-- START --
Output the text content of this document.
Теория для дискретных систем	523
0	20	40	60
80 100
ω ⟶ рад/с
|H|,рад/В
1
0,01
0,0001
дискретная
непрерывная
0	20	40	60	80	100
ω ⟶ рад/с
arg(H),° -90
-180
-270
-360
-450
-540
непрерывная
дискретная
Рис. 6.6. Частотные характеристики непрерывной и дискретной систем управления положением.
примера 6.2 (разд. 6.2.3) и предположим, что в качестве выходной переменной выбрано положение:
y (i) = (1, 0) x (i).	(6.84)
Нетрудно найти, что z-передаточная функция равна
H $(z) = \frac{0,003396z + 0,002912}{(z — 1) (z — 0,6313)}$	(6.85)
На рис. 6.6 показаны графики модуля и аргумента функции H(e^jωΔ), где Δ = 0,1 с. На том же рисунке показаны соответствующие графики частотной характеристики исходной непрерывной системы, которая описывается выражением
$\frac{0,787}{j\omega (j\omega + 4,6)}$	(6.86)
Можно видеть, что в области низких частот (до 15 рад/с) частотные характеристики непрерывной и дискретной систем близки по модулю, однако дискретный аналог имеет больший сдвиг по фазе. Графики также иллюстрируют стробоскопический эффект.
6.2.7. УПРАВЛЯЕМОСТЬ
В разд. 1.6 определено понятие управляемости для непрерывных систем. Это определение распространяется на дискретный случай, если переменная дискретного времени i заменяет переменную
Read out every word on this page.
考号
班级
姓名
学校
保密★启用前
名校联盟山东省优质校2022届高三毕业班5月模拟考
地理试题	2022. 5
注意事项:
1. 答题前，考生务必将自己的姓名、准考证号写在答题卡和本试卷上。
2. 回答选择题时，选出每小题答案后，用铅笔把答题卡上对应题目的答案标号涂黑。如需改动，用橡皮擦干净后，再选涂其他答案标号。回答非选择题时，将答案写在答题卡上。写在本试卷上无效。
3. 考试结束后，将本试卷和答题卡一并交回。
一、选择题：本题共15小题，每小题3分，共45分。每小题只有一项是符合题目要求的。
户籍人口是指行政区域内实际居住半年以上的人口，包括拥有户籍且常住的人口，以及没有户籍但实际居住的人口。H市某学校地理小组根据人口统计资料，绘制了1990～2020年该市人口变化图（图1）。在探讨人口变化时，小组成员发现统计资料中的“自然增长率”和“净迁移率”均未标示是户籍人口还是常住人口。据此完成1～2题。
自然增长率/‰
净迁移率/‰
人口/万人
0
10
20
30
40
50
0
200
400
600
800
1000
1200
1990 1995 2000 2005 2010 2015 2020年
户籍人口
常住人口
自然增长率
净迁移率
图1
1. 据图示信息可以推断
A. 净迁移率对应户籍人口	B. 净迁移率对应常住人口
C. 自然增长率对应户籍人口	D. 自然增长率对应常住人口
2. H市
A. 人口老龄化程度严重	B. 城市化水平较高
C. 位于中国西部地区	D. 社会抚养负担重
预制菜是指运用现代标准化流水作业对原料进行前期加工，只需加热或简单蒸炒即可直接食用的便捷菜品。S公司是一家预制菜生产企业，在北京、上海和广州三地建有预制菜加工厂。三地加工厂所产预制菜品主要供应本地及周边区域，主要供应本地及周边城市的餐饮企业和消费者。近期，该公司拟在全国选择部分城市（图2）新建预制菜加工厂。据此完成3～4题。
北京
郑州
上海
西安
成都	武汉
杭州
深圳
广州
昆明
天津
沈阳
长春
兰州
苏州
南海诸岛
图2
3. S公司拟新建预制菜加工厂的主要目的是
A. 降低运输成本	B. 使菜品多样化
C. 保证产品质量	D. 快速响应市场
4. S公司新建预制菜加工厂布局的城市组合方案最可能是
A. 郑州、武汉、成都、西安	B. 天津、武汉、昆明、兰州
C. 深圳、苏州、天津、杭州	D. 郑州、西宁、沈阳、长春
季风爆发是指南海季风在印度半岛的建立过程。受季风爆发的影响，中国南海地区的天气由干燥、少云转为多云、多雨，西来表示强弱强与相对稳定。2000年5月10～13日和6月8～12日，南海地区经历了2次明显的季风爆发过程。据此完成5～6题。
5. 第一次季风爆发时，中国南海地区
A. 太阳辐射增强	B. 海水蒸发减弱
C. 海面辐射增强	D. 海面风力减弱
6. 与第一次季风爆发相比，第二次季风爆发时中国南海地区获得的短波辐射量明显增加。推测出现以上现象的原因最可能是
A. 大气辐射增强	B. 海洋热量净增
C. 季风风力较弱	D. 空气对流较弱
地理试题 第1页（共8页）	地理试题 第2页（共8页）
-- END --
▶ [Given task]: Each record must be repeated exactly as it is.

▶ [Written response]:
Output the text content of this document.
Теория для дискретных систем	523
0	20	40	60
80 100
ω ⟶ рад/с
|H|,рад/В
1
0,01
0,0001
дискретная
непрерывная
0	20	40	60	80	100
ω ⟶ рад/с
arg(H),° -90
-180
-270
-360
-450
-540
непрерывная
дискретная
Рис. 6.6. Частотные характеристики непрерывной и дискретной систем управления положением.
примера 6.2 (разд. 6.2.3) и предположим, что в качестве выходной переменной выбрано положение:
y (i) = (1, 0) x (i).	(6.84)
Нетрудно найти, что z-передаточная функция равна
H $(z) = \frac{0,003396z + 0,002912}{(z — 1) (z — 0,6313)}$	(6.85)
На рис. 6.6 показаны графики модуля и аргумента функции H(e^jωΔ), где Δ = 0,1 с. На том же рисунке показаны соответствующие графики частотной характеристики исходной непрерывной системы, которая описывается выражением
$\frac{0,787}{j\omega (j\omega + 4,6)}$	(6.86)
Можно видеть, что в области низких частот (до 15 рад/с) частотные характеристики непрерывной и дискретной систем близки по модулю, однако дискретный аналог имеет больший сдвиг по фазе. Графики также иллюстрируют стробоскопический эффект.
6.2.7. УПРАВЛЯЕМОСТЬ
В разд. 1.6 определено понятие управляемости для непрерывных систем. Это определение распространяется на дискретный случай, если переменная дискретного времени i заменяет переменную
Read out every word on this page.
考号
班级
姓名
学校
保密★启用前
名校联盟山东省优质校2022届高三毕业班5月模拟考
地理试题	2022. 5
注意事项:
1. 答题前，考生务必将自己的姓名、准考证号写在答题卡和本试卷上。
2. 回答选择题时，选出每小题答案后，用铅笔把答题卡上对应题目的答案标号涂黑。如需改动，用橡皮擦干净后，再选涂其他答案标号。回答非选择题时，将答案写在答题卡上。写在本试卷上无效。
3. 考试结束后，将本试卷和答题卡一并交回。
一、选择题：本题共15小题，每小题3分，共45分。每小题只有一项是符合题目要求的。
户籍人口是指行政区域内实际居住半年以上的人口，包括拥有户籍且常住的人口，以及没有户籍但实际居住的人口。H市某学校地理小组根据人口统计资料，绘制了1990～2020年该市人口变化图（图1）。在探讨人口变化时，小组成员发现统计资料中的“自然增长率”和“净迁移率”均未标示是户籍人口还是常住人口。据此完成1～2题。
自然增长率/‰
净迁移率/‰
人口/万人
0
10
20
30
40
50
0
200
400
600
800
1000
1200
1990 1995 2000 2005 2010 2015 2020年
户籍人口
常住人口
自然增长率
净迁移率
图1
1. 据图示信息可以推断
A. 净迁移率对应户籍人口	B. 净迁移率对应常住人口
C. 自然增长率对应户籍人口	D. 自然增长率对应常住人口
2. H市
A. 人口老龄化程度严重	B. 城市化水平较高
C. 位于中国西部地区	D. 社会抚养负担重
预制菜是指运用现代标准化流水作业对原料进行前期加工，只需加热或简单蒸炒即可直接食用的便捷菜品。S公司是一家预制菜生产企业，在北京、上海和广州三地建有预制菜加工厂。三地加工厂所产预制菜品主要供应本地及周边区域，主要供应本地及周边城市的餐饮企业和消费者。近期，该公司拟在全国选择部分城市（图2）新建预制菜加工厂。据此完成3～4题。
北京
郑州
上海
西安
成都	武汉
杭州
深圳
广州
昆明
天津
沈阳
长春
兰州
苏州
南海诸岛
图2
3. S公司拟新建预制菜加工厂的主要目的是
A. 降低运输成本	B. 使菜品多样化
C. 保证产品质量	D. 快速响应市场
4. S公司新建预制菜加工厂布局的城市组合方案最可能是
A. 郑州、武汉、成都、西安	B. 天津、武汉、昆明、兰州
C. 深圳、苏州、天津、杭州	D. 郑州、西宁、沈阳、长春
季风爆发是指南海季风在印度半岛的建立过程。受季风爆发的影响，中国南海地区的天气由干燥、少云转为多云、多雨，西来表示强弱强与相对稳定。2000年5月10～13日和6月8～12日，南海地区经历了2次明显的季风爆发过程。据此完成5～6题。
5. 第一次季风爆发时，中国南海地区
A. 太阳辐射增强	B. 海水蒸发减弱
C. 海面辐射增强	D. 海面风力减弱
6. 与第一次季风爆发相比，第二次季风爆发时中国南海地区获得的短波辐射量明显增加。推测出现以上现象的原因最可能是
A. 大气辐射增强	B. 海洋热量净增
C. 季风风力较弱	D. 空气对流较弱
地理试题 第1页（共8页）	地理试题 第2页（共8页）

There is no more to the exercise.